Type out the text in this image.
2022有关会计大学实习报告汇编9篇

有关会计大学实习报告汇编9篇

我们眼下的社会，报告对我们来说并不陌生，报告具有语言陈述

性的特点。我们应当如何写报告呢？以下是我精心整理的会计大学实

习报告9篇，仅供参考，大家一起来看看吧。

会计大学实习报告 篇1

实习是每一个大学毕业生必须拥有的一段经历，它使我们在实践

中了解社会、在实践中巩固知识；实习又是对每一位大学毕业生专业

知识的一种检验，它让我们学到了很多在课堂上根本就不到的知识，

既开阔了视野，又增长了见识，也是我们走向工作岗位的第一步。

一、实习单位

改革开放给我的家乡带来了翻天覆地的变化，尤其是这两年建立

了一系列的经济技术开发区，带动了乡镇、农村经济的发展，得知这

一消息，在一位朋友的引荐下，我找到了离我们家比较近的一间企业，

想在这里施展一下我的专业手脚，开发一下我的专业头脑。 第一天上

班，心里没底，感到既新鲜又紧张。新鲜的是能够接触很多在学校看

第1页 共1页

----

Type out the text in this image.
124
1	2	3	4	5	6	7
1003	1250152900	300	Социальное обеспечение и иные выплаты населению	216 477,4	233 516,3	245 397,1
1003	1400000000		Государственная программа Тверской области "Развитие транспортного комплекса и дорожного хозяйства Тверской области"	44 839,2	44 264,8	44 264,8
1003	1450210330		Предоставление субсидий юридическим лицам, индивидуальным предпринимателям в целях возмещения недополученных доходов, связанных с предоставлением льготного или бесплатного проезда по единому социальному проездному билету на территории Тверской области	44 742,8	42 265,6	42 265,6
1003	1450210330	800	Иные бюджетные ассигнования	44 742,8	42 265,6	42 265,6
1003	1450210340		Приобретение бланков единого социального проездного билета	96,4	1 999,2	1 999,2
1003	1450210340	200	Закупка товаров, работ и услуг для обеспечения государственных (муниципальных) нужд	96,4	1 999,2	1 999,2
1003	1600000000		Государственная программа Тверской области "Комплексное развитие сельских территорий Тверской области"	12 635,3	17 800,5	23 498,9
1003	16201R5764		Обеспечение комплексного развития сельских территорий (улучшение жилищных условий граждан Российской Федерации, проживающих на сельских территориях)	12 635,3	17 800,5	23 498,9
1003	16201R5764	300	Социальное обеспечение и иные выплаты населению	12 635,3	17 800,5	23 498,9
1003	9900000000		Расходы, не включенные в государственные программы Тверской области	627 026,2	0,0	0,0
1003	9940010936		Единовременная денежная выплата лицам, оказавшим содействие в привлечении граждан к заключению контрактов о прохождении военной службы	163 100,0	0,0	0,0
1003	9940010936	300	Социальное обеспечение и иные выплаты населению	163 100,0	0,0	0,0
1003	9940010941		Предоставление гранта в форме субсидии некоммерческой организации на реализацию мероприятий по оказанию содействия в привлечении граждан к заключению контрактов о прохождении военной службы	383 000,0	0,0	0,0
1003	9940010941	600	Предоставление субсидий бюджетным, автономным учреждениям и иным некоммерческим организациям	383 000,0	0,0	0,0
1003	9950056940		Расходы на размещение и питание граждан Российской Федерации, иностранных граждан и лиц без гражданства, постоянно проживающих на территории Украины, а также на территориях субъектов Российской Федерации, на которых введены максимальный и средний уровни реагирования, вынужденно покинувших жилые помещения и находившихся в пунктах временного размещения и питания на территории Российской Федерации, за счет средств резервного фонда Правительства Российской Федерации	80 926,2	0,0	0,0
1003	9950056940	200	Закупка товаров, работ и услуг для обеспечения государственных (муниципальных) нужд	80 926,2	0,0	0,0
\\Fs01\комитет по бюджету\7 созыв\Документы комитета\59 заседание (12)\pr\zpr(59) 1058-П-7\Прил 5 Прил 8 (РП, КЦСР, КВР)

----

YOUR INSTRUCTIONS: Pick out each line above that includes "проживающих" and show it.

FINAL RESULT:
1003	16201R5764		Обеспечение комплексного развития сельских территорий (улучшение жилищных условий граждан Российской Федерации, проживающих на сельских территориях)	12 635,3	17 800,5	23 498,9
1003	9950056940		Расходы на размещение и питание граждан Российской Федерации, иностранных граждан и лиц без гражданства, постоянно проживающих на территории Украины, а также на территориях субъектов Российской Федерации, на которых введены максимальный и средний уровни реагирования, вынужденно покинувших жилые помещения и находившихся в пунктах временного размещения и питания на территории Российской Федерации, за счет средств резервного фонда Правительства Российской Федерации	80 926,2	0,0	0,0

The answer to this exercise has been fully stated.